[Data entries]
----

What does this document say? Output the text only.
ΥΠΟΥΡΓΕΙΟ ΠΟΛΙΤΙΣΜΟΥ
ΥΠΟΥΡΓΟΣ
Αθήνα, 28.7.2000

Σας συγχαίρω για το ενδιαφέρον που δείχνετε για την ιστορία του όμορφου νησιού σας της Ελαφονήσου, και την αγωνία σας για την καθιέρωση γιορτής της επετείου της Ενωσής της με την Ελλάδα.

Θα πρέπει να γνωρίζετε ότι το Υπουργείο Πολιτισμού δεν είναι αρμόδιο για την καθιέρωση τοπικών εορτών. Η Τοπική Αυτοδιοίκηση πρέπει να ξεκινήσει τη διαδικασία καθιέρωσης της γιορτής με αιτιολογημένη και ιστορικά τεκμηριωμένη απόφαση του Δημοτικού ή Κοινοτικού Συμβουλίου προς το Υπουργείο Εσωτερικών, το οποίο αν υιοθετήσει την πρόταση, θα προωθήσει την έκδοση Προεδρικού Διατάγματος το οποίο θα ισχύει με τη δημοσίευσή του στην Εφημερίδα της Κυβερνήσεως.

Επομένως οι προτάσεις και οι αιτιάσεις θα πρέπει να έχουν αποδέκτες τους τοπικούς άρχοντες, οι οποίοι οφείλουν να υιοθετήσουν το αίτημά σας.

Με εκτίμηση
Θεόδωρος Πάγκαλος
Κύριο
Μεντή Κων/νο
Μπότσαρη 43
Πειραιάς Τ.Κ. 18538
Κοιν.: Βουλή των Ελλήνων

----

- INSTRUCTION:
Send back each record exactly as it stands.

- RESULT:
What does this document say? Output the text only.
ΥΠΟΥΡΓΕΙΟ ΠΟΛΙΤΙΣΜΟΥ
ΥΠΟΥΡΓΟΣ
Αθήνα, 28.7.2000

Σας συγχαίρω για το ενδιαφέρον που δείχνετε για την ιστορία του όμορφου νησιού σας της Ελαφονήσου, και την αγωνία σας για την καθιέρωση γιορτής της επετείου της Ενωσής της με την Ελλάδα.

Θα πρέπει να γνωρίζετε ότι το Υπουργείο Πολιτισμού δεν είναι αρμόδιο για την καθιέρωση τοπικών εορτών. Η Τοπική Αυτοδιοίκηση πρέπει να ξεκινήσει τη διαδικασία καθιέρωσης της γιορτής με αιτιολογημένη και ιστορικά τεκμηριωμένη απόφαση του Δημοτικού ή Κοινοτικού Συμβουλίου προς το Υπουργείο Εσωτερικών, το οποίο αν υιοθετήσει την πρόταση, θα προωθήσει την έκδοση Προεδρικού Διατάγματος το οποίο θα ισχύει με τη δημοσίευσή του στην Εφημερίδα της Κυβερνήσεως.

Επομένως οι προτάσεις και οι αιτιάσεις θα πρέπει να έχουν αποδέκτες τους τοπικούς άρχοντες, οι οποίοι οφείλουν να υιοθετήσουν το αίτημά σας.

Με εκτίμηση
Θεόδωρος Πάγκαλος
Κύριο
Μεντή Κων/νο
Μπότσαρη 43
Πειραιάς Τ.Κ. 18538
Κοιν.: Βουλή των Ελλήνων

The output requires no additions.